** RECORD LIST **
= = = =
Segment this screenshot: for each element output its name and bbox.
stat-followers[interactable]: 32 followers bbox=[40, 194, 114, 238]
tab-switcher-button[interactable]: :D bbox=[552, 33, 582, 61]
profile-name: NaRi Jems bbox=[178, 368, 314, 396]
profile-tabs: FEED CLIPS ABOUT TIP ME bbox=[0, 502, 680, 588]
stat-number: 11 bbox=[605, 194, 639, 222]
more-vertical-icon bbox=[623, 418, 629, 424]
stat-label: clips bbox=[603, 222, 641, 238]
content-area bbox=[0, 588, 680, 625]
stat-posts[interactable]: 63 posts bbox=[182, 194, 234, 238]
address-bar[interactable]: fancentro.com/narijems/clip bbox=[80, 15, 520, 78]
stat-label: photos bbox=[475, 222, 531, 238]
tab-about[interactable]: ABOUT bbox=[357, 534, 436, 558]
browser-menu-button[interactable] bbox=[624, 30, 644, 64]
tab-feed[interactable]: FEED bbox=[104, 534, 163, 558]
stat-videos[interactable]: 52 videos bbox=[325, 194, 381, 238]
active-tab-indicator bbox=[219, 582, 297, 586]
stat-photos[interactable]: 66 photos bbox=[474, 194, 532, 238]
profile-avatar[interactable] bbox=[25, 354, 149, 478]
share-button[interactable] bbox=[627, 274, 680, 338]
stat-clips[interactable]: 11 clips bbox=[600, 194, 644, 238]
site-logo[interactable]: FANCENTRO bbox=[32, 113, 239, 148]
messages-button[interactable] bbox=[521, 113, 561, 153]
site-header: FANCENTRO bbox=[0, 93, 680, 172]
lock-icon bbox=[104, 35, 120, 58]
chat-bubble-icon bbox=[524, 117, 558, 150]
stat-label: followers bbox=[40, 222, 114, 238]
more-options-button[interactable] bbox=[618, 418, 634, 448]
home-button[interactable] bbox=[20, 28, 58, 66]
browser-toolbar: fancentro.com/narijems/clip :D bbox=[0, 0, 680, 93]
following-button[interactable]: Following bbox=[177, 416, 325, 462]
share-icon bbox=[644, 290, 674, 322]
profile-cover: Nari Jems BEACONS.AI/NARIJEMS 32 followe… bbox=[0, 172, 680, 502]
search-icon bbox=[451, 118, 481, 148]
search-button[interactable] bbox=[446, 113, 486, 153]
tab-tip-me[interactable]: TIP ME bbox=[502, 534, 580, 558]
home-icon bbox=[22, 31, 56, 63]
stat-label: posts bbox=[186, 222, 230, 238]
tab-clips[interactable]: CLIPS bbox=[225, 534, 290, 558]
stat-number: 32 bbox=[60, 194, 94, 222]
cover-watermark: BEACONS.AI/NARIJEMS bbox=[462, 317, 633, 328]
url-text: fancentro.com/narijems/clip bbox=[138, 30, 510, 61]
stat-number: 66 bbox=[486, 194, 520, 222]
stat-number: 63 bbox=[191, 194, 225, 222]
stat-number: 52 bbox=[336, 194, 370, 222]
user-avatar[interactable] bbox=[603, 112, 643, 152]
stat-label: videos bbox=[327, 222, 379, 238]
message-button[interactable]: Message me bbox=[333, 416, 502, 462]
= = = =
** TASK DIRECTIONS **
How many lines in the records above contain the string "search"? Reply with the number alone.

** ANSWER BELOW **
2